• _Aim_:
Read the data and repeat it in full, exactly.

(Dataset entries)

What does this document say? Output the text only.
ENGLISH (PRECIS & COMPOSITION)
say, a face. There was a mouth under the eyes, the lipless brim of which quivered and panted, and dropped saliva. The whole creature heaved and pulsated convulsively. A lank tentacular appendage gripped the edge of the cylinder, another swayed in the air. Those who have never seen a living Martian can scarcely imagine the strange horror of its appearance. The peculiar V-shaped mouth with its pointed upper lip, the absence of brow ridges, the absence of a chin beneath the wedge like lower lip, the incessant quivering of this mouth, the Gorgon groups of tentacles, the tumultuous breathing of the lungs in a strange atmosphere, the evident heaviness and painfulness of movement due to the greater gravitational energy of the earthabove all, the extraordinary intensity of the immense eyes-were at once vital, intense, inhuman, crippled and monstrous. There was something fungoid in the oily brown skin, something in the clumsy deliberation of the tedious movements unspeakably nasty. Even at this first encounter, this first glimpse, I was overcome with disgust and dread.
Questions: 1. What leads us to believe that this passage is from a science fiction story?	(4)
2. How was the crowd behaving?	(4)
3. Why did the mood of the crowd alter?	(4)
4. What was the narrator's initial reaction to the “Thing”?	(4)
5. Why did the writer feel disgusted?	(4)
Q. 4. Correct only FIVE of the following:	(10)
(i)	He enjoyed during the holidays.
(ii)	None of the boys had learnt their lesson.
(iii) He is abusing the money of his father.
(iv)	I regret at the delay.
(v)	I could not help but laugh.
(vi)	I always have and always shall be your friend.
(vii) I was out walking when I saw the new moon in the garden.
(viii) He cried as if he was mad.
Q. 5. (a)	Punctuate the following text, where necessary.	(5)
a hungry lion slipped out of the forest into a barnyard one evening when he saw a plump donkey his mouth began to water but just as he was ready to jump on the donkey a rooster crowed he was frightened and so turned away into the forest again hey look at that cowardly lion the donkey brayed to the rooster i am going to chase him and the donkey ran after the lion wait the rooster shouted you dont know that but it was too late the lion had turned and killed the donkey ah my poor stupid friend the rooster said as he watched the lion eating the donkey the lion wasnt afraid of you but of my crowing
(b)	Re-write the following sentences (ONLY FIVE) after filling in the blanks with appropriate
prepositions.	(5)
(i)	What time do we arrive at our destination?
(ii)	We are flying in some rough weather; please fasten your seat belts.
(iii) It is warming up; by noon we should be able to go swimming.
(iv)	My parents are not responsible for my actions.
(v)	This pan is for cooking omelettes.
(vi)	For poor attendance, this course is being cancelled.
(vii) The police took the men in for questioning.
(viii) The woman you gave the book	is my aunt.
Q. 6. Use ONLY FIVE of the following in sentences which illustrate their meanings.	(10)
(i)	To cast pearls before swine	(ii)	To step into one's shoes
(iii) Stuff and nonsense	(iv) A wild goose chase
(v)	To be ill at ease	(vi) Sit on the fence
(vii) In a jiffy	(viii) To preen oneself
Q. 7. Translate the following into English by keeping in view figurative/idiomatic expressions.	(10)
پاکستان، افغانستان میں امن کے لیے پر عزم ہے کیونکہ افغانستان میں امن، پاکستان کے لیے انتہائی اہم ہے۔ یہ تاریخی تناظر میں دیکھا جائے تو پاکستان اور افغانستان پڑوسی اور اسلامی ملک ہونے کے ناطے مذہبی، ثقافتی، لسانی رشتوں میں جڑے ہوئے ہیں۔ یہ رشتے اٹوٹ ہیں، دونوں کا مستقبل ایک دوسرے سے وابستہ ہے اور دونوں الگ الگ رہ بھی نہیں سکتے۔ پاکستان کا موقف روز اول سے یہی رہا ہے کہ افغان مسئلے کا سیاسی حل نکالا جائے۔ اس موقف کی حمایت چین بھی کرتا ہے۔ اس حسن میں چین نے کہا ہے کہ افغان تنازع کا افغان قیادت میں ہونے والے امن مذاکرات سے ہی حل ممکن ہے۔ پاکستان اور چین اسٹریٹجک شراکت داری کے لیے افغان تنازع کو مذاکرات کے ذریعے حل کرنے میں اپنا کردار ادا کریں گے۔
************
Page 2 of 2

• _Written response_:
What does this document say? Output the text only.
ENGLISH (PRECIS & COMPOSITION)
say, a face. There was a mouth under the eyes, the lipless brim of which quivered and panted, and dropped saliva. The whole creature heaved and pulsated convulsively. A lank tentacular appendage gripped the edge of the cylinder, another swayed in the air. Those who have never seen a living Martian can scarcely imagine the strange horror of its appearance. The peculiar V-shaped mouth with its pointed upper lip, the absence of brow ridges, the absence of a chin beneath the wedge like lower lip, the incessant quivering of this mouth, the Gorgon groups of tentacles, the tumultuous breathing of the lungs in a strange atmosphere, the evident heaviness and painfulness of movement due to the greater gravitational energy of the earthabove all, the extraordinary intensity of the immense eyes-were at once vital, intense, inhuman, crippled and monstrous. There was something fungoid in the oily brown skin, something in the clumsy deliberation of the tedious movements unspeakably nasty. Even at this first encounter, this first glimpse, I was overcome with disgust and dread.
Questions: 1. What leads us to believe that this passage is from a science fiction story?	(4)
2. How was the crowd behaving?	(4)
3. Why did the mood of the crowd alter?	(4)
4. What was the narrator's initial reaction to the “Thing”?	(4)
5. Why did the writer feel disgusted?	(4)
Q. 4. Correct only FIVE of the following:	(10)
(i)	He enjoyed during the holidays.
(ii)	None of the boys had learnt their lesson.
(iii) He is abusing the money of his father.
(iv)	I regret at the delay.
(v)	I could not help but laugh.
(vi)	I always have and always shall be your friend.
(vii) I was out walking when I saw the new moon in the garden.
(viii) He cried as if he was mad.
Q. 5. (a)	Punctuate the following text, where necessary.	(5)
a hungry lion slipped out of the forest into a barnyard one evening when he saw a plump donkey his mouth began to water but just as he was ready to jump on the donkey a rooster crowed he was frightened and so turned away into the forest again hey look at that cowardly lion the donkey brayed to the rooster i am going to chase him and the donkey ran after the lion wait the rooster shouted you dont know that but it was too late the lion had turned and killed the donkey ah my poor stupid friend the rooster said as he watched the lion eating the donkey the lion wasnt afraid of you but of my crowing
(b)	Re-write the following sentences (ONLY FIVE) after filling in the blanks with appropriate
prepositions.	(5)
(i)	What time do we arrive at our destination?
(ii)	We are flying in some rough weather; please fasten your seat belts.
(iii) It is warming up; by noon we should be able to go swimming.
(iv)	My parents are not responsible for my actions.
(v)	This pan is for cooking omelettes.
(vi)	For poor attendance, this course is being cancelled.
(vii) The police took the men in for questioning.
(viii) The woman you gave the book	is my aunt.
Q. 6. Use ONLY FIVE of the following in sentences which illustrate their meanings.	(10)
(i)	To cast pearls before swine	(ii)	To step into one's shoes
(iii) Stuff and nonsense	(iv) A wild goose chase
(v)	To be ill at ease	(vi) Sit on the fence
(vii) In a jiffy	(viii) To preen oneself
Q. 7. Translate the following into English by keeping in view figurative/idiomatic expressions.	(10)
پاکستان، افغانستان میں امن کے لیے پر عزم ہے کیونکہ افغانستان میں امن، پاکستان کے لیے انتہائی اہم ہے۔ یہ تاریخی تناظر میں دیکھا جائے تو پاکستان اور افغانستان پڑوسی اور اسلامی ملک ہونے کے ناطے مذہبی، ثقافتی، لسانی رشتوں میں جڑے ہوئے ہیں۔ یہ رشتے اٹوٹ ہیں، دونوں کا مستقبل ایک دوسرے سے وابستہ ہے اور دونوں الگ الگ رہ بھی نہیں سکتے۔ پاکستان کا موقف روز اول سے یہی رہا ہے کہ افغان مسئلے کا سیاسی حل نکالا جائے۔ اس موقف کی حمایت چین بھی کرتا ہے۔ اس حسن میں چین نے کہا ہے کہ افغان تنازع کا افغان قیادت میں ہونے والے امن مذاکرات سے ہی حل ممکن ہے۔ پاکستان اور چین اسٹریٹجک شراکت داری کے لیے افغان تنازع کو مذاکرات کے ذریعے حل کرنے میں اپنا کردار ادا کریں گے۔
************
Page 2 of 2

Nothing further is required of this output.